Data excerpts:
· · ·

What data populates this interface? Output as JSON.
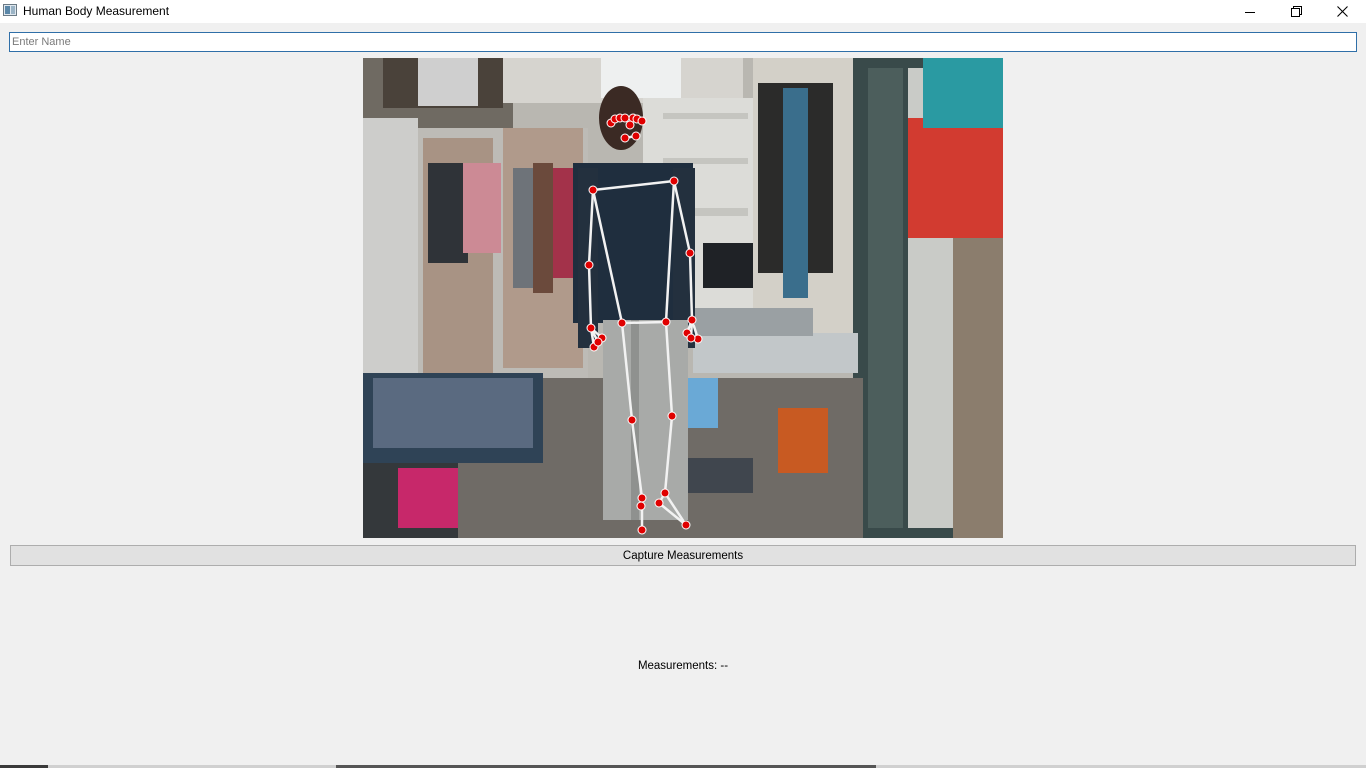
{
  "window": {
    "title": "Human Body Measurement",
    "icon": "app-window-icon",
    "controls": [
      "minimize-icon",
      "restore-icon",
      "close-icon"
    ]
  },
  "name_input": {
    "placeholder": "Enter Name",
    "value": ""
  },
  "camera_feed": {
    "overlay": "pose-skeleton",
    "joint_color": "#e00000",
    "bone_color": "#f2f2f2"
  },
  "capture_button": {
    "label": "Capture Measurements"
  },
  "measurements": {
    "text": "Measurements: --"
  }
}
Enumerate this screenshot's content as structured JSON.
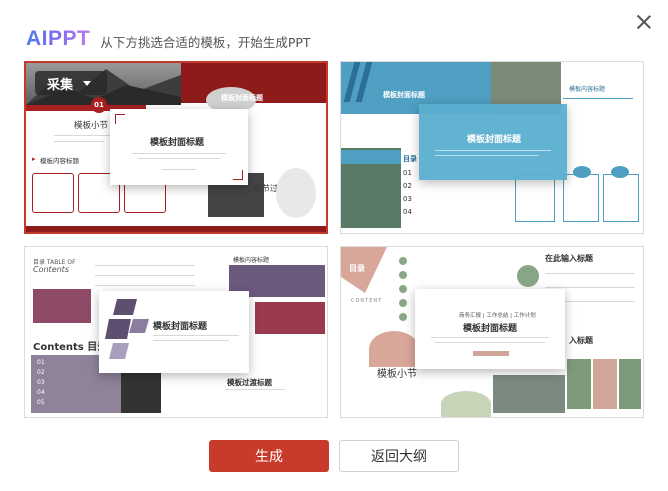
{
  "header": {
    "logo": "AIPPT",
    "subtitle": "从下方挑选合适的模板，开始生成PPT"
  },
  "templates": [
    {
      "collect_label": "采集",
      "cover_title": "模板封面标题",
      "section_label": "模板小节",
      "content_title": "模板内容标题",
      "transition_title": "小节过渡标题",
      "badge": "01"
    },
    {
      "cover_title": "模板封面标题",
      "content_title": "模板内容标题",
      "toc_label": "目录",
      "toc_numbers": [
        "01",
        "02",
        "03",
        "04"
      ]
    },
    {
      "toc_label": "目录 TABLE OF",
      "toc_italic": "Contents",
      "contents_label": "Contents 目录",
      "content_title": "模板内容标题",
      "cover_title": "模板封面标题",
      "transition_title": "模板过渡标题",
      "list_numbers": [
        "01",
        "02",
        "03",
        "04",
        "05"
      ]
    },
    {
      "toc_label": "目录",
      "content_en": "CONTENT",
      "cover_subtitle": "商务汇报 | 工作总结 | 工作计划",
      "cover_title": "模板封面标题",
      "input_title": "在此输入标题",
      "section_label": "模板小节",
      "side_title": "入标题"
    }
  ],
  "actions": {
    "generate": "生成",
    "back": "返回大纲"
  },
  "colors": {
    "accent": "#c83a29",
    "logo_start": "#4a7df0",
    "logo_end": "#b57ce8"
  }
}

· · ·

OBJECTIVE: Return the material exactly as given, apart from the pictures.

OUTPUT:
What data populates this interface? Output as JSON.
{
  "window": {
    "title": "Human Body Measurement",
    "icon": "app-window-icon",
    "controls": [
      "minimize-icon",
      "restore-icon",
      "close-icon"
    ]
  },
  "name_input": {
    "placeholder": "Enter Name",
    "value": ""
  },
  "camera_feed": {
    "overlay": "pose-skeleton",
    "joint_color": "#e00000",
    "bone_color": "#f2f2f2"
  },
  "capture_button": {
    "label": "Capture Measurements"
  },
  "measurements": {
    "text": "Measurements: --"
  }
}
Enumerate this screenshot's content as structured JSON.
{
  "header": {
    "logo": "AIPPT",
    "subtitle": "从下方挑选合适的模板，开始生成PPT"
  },
  "templates": [
    {
      "collect_label": "采集",
      "cover_title": "模板封面标题",
      "section_label": "模板小节",
      "content_title": "模板内容标题",
      "transition_title": "小节过渡标题",
      "badge": "01"
    },
    {
      "cover_title": "模板封面标题",
      "content_title": "模板内容标题",
      "toc_label": "目录",
      "toc_numbers": [
        "01",
        "02",
        "03",
        "04"
      ]
    },
    {
      "toc_label": "目录 TABLE OF",
      "toc_italic": "Contents",
      "contents_label": "Contents 目录",
      "content_title": "模板内容标题",
      "cover_title": "模板封面标题",
      "transition_title": "模板过渡标题",
      "list_numbers": [
        "01",
        "02",
        "03",
        "04",
        "05"
      ]
    },
    {
      "toc_label": "目录",
      "content_en": "CONTENT",
      "cover_subtitle": "商务汇报 | 工作总结 | 工作计划",
      "cover_title": "模板封面标题",
      "input_title": "在此输入标题",
      "section_label": "模板小节",
      "side_title": "入标题"
    }
  ],
  "actions": {
    "generate": "生成",
    "back": "返回大纲"
  },
  "colors": {
    "accent": "#c83a29",
    "logo_start": "#4a7df0",
    "logo_end": "#b57ce8"
  }
}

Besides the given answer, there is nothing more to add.